_WORK INSTRUCTIONS_: Using the records below, locate all lines containing "Bitcoin" and return them.
=-=-=-=-=
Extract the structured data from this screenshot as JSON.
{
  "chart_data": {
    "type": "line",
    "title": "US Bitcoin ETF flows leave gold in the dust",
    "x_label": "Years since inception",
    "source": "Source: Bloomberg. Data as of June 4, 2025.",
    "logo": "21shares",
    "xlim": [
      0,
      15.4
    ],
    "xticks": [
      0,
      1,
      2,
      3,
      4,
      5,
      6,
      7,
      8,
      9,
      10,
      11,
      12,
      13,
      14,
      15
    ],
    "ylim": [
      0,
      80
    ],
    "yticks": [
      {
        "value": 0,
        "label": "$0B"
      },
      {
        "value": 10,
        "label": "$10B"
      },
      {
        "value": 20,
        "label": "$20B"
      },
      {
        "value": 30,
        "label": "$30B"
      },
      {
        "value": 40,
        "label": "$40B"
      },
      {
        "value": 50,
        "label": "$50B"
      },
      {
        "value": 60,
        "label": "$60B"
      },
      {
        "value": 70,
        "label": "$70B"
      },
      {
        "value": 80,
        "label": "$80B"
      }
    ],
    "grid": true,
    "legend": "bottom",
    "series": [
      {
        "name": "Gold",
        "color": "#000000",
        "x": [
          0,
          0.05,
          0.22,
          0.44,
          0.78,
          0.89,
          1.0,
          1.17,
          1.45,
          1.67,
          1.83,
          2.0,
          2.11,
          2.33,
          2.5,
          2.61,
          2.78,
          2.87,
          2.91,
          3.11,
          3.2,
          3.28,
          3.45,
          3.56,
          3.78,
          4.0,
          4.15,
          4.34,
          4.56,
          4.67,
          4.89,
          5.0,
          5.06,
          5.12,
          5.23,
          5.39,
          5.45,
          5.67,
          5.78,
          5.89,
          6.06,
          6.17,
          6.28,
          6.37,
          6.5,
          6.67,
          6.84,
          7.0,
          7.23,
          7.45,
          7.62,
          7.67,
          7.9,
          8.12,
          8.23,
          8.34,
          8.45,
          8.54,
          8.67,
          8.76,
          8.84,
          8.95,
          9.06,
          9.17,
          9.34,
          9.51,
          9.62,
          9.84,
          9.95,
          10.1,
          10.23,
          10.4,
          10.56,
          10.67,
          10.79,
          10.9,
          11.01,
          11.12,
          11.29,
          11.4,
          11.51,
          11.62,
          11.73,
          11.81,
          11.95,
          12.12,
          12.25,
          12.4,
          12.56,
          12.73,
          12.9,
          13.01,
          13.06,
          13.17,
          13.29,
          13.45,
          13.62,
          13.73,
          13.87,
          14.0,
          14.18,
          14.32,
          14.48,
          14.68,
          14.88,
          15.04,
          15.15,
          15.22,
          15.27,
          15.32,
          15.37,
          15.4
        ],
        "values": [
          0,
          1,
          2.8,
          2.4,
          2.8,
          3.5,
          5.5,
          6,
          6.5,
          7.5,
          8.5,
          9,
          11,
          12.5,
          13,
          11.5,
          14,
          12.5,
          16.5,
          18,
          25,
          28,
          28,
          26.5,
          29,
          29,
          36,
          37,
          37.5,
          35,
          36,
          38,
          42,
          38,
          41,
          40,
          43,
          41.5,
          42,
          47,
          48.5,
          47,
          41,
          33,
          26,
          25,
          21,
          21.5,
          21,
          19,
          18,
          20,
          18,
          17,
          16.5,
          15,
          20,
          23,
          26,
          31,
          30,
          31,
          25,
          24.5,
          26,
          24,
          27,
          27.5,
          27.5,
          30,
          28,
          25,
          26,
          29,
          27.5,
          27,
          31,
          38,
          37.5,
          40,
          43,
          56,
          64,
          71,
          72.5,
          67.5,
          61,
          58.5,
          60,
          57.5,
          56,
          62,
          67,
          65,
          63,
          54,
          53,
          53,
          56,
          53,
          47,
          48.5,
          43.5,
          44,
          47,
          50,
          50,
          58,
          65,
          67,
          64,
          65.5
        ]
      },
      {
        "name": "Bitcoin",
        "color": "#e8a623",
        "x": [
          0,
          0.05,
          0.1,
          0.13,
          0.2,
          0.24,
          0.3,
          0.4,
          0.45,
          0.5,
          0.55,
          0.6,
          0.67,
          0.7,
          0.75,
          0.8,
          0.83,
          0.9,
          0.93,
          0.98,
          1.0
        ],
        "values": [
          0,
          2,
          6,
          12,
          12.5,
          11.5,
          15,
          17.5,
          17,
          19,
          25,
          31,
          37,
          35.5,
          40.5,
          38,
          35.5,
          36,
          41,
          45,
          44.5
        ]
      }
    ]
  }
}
=-=-=-=-=
_RESPONSE_:
    "title": "US Bitcoin ETF flows leave gold in the dust",
        "name": "Bitcoin",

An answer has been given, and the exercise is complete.